## Prompt
Write out the whole listing exactly as it stands.

## Records for the exercise
★ ★ ★
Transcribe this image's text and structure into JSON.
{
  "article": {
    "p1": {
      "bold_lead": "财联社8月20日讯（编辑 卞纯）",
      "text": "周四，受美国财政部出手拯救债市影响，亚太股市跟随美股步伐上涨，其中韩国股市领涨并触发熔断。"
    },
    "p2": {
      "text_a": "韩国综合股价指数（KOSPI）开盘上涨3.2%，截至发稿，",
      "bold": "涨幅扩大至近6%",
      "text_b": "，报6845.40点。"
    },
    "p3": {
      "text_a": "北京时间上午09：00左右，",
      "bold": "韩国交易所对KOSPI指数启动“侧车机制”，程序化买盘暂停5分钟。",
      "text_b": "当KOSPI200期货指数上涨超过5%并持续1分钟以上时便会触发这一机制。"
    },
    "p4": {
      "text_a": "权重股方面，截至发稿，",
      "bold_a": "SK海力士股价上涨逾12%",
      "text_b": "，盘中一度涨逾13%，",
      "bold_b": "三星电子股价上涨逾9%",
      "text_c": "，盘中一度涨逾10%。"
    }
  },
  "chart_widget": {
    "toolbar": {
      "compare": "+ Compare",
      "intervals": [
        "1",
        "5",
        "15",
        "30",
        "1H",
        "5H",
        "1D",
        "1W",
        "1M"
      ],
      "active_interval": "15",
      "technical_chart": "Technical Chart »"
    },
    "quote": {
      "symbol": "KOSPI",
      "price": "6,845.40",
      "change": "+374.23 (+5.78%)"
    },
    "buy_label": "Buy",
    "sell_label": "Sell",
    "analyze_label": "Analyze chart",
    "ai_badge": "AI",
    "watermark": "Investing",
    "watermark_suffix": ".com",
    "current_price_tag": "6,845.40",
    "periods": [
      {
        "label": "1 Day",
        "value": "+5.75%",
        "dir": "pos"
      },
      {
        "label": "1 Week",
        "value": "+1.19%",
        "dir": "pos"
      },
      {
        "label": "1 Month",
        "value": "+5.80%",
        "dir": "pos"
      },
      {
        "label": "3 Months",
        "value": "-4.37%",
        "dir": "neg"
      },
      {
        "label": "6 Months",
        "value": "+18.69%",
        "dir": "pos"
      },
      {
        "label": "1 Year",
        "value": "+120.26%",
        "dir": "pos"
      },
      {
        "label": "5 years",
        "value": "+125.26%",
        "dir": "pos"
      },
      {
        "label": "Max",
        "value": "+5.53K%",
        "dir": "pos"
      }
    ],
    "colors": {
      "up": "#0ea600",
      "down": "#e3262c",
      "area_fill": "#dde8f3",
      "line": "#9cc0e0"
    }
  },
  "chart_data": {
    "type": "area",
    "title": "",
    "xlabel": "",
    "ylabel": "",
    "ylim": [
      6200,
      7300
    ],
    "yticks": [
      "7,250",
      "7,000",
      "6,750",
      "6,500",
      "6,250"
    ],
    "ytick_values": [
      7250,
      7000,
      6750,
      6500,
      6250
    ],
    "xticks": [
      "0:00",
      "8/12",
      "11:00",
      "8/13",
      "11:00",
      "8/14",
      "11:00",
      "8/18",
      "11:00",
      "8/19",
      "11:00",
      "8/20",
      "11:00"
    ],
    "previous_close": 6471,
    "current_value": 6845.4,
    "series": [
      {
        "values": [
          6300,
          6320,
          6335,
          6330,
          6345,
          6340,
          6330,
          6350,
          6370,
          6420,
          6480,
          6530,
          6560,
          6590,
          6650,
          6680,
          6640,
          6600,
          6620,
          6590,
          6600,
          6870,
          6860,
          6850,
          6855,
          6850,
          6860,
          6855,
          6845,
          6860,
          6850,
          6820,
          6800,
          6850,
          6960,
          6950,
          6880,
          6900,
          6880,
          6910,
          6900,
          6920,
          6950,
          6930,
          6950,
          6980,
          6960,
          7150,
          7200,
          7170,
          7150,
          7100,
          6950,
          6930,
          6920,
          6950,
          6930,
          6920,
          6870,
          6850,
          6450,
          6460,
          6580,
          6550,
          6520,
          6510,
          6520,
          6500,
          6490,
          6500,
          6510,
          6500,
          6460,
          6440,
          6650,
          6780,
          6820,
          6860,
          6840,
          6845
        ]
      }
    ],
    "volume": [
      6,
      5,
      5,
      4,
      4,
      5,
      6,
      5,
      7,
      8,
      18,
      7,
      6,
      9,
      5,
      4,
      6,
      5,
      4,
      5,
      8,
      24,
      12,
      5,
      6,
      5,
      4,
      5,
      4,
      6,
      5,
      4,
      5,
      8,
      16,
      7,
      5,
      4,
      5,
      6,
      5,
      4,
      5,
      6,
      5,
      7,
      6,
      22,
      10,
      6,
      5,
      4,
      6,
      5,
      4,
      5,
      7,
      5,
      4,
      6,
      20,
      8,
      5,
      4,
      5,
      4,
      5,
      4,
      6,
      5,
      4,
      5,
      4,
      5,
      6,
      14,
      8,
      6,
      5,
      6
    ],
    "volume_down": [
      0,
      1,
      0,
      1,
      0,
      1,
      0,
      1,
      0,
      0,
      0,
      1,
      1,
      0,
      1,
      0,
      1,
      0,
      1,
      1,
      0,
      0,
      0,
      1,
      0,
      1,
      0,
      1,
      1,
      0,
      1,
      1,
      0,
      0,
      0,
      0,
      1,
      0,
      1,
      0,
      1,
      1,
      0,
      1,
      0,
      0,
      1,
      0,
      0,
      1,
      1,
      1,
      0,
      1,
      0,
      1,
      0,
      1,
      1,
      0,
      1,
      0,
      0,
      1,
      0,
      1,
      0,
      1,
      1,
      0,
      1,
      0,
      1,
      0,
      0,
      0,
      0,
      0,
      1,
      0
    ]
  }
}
★ ★ ★
## Task solution
Transcribe this image's text and structure into JSON.
{
  "article": {
    "p1": {
      "bold_lead": "财联社8月20日讯（编辑 卞纯）",
      "text": "周四，受美国财政部出手拯救债市影响，亚太股市跟随美股步伐上涨，其中韩国股市领涨并触发熔断。"
    },
    "p2": {
      "text_a": "韩国综合股价指数（KOSPI）开盘上涨3.2%，截至发稿，",
      "bold": "涨幅扩大至近6%",
      "text_b": "，报6845.40点。"
    },
    "p3": {
      "text_a": "北京时间上午09：00左右，",
      "bold": "韩国交易所对KOSPI指数启动“侧车机制”，程序化买盘暂停5分钟。",
      "text_b": "当KOSPI200期货指数上涨超过5%并持续1分钟以上时便会触发这一机制。"
    },
    "p4": {
      "text_a": "权重股方面，截至发稿，",
      "bold_a": "SK海力士股价上涨逾12%",
      "text_b": "，盘中一度涨逾13%，",
      "bold_b": "三星电子股价上涨逾9%",
      "text_c": "，盘中一度涨逾10%。"
    }
  },
  "chart_widget": {
    "toolbar": {
      "compare": "+ Compare",
      "intervals": [
        "1",
        "5",
        "15",
        "30",
        "1H",
        "5H",
        "1D",
        "1W",
        "1M"
      ],
      "active_interval": "15",
      "technical_chart": "Technical Chart »"
    },
    "quote": {
      "symbol": "KOSPI",
      "price": "6,845.40",
      "change": "+374.23 (+5.78%)"
    },
    "buy_label": "Buy",
    "sell_label": "Sell",
    "analyze_label": "Analyze chart",
    "ai_badge": "AI",
    "watermark": "Investing",
    "watermark_suffix": ".com",
    "current_price_tag": "6,845.40",
    "periods": [
      {
        "label": "1 Day",
        "value": "+5.75%",
        "dir": "pos"
      },
      {
        "label": "1 Week",
        "value": "+1.19%",
        "dir": "pos"
      },
      {
        "label": "1 Month",
        "value": "+5.80%",
        "dir": "pos"
      },
      {
        "label": "3 Months",
        "value": "-4.37%",
        "dir": "neg"
      },
      {
        "label": "6 Months",
        "value": "+18.69%",
        "dir": "pos"
      },
      {
        "label": "1 Year",
        "value": "+120.26%",
        "dir": "pos"
      },
      {
        "label": "5 years",
        "value": "+125.26%",
        "dir": "pos"
      },
      {
        "label": "Max",
        "value": "+5.53K%",
        "dir": "pos"
      }
    ],
    "colors": {
      "up": "#0ea600",
      "down": "#e3262c",
      "area_fill": "#dde8f3",
      "line": "#9cc0e0"
    }
  },
  "chart_data": {
    "type": "area",
    "title": "",
    "xlabel": "",
    "ylabel": "",
    "ylim": [
      6200,
      7300
    ],
    "yticks": [
      "7,250",
      "7,000",
      "6,750",
      "6,500",
      "6,250"
    ],
    "ytick_values": [
      7250,
      7000,
      6750,
      6500,
      6250
    ],
    "xticks": [
      "0:00",
      "8/12",
      "11:00",
      "8/13",
      "11:00",
      "8/14",
      "11:00",
      "8/18",
      "11:00",
      "8/19",
      "11:00",
      "8/20",
      "11:00"
    ],
    "previous_close": 6471,
    "current_value": 6845.4,
    "series": [
      {
        "values": [
          6300,
          6320,
          6335,
          6330,
          6345,
          6340,
          6330,
          6350,
          6370,
          6420,
          6480,
          6530,
          6560,
          6590,
          6650,
          6680,
          6640,
          6600,
          6620,
          6590,
          6600,
          6870,
          6860,
          6850,
          6855,
          6850,
          6860,
          6855,
          6845,
          6860,
          6850,
          6820,
          6800,
          6850,
          6960,
          6950,
          6880,
          6900,
          6880,
          6910,
          6900,
          6920,
          6950,
          6930,
          6950,
          6980,
          6960,
          7150,
          7200,
          7170,
          7150,
          7100,
          6950,
          6930,
          6920,
          6950,
          6930,
          6920,
          6870,
          6850,
          6450,
          6460,
          6580,
          6550,
          6520,
          6510,
          6520,
          6500,
          6490,
          6500,
          6510,
          6500,
          6460,
          6440,
          6650,
          6780,
          6820,
          6860,
          6840,
          6845
        ]
      }
    ],
    "volume": [
      6,
      5,
      5,
      4,
      4,
      5,
      6,
      5,
      7,
      8,
      18,
      7,
      6,
      9,
      5,
      4,
      6,
      5,
      4,
      5,
      8,
      24,
      12,
      5,
      6,
      5,
      4,
      5,
      4,
      6,
      5,
      4,
      5,
      8,
      16,
      7,
      5,
      4,
      5,
      6,
      5,
      4,
      5,
      6,
      5,
      7,
      6,
      22,
      10,
      6,
      5,
      4,
      6,
      5,
      4,
      5,
      7,
      5,
      4,
      6,
      20,
      8,
      5,
      4,
      5,
      4,
      5,
      4,
      6,
      5,
      4,
      5,
      4,
      5,
      6,
      14,
      8,
      6,
      5,
      6
    ],
    "volume_down": [
      0,
      1,
      0,
      1,
      0,
      1,
      0,
      1,
      0,
      0,
      0,
      1,
      1,
      0,
      1,
      0,
      1,
      0,
      1,
      1,
      0,
      0,
      0,
      1,
      0,
      1,
      0,
      1,
      1,
      0,
      1,
      1,
      0,
      0,
      0,
      0,
      1,
      0,
      1,
      0,
      1,
      1,
      0,
      1,
      0,
      0,
      1,
      0,
      0,
      1,
      1,
      1,
      0,
      1,
      0,
      1,
      0,
      1,
      1,
      0,
      1,
      0,
      0,
      1,
      0,
      1,
      0,
      1,
      1,
      0,
      1,
      0,
      1,
      0,
      0,
      0,
      0,
      0,
      1,
      0
    ]
  }
}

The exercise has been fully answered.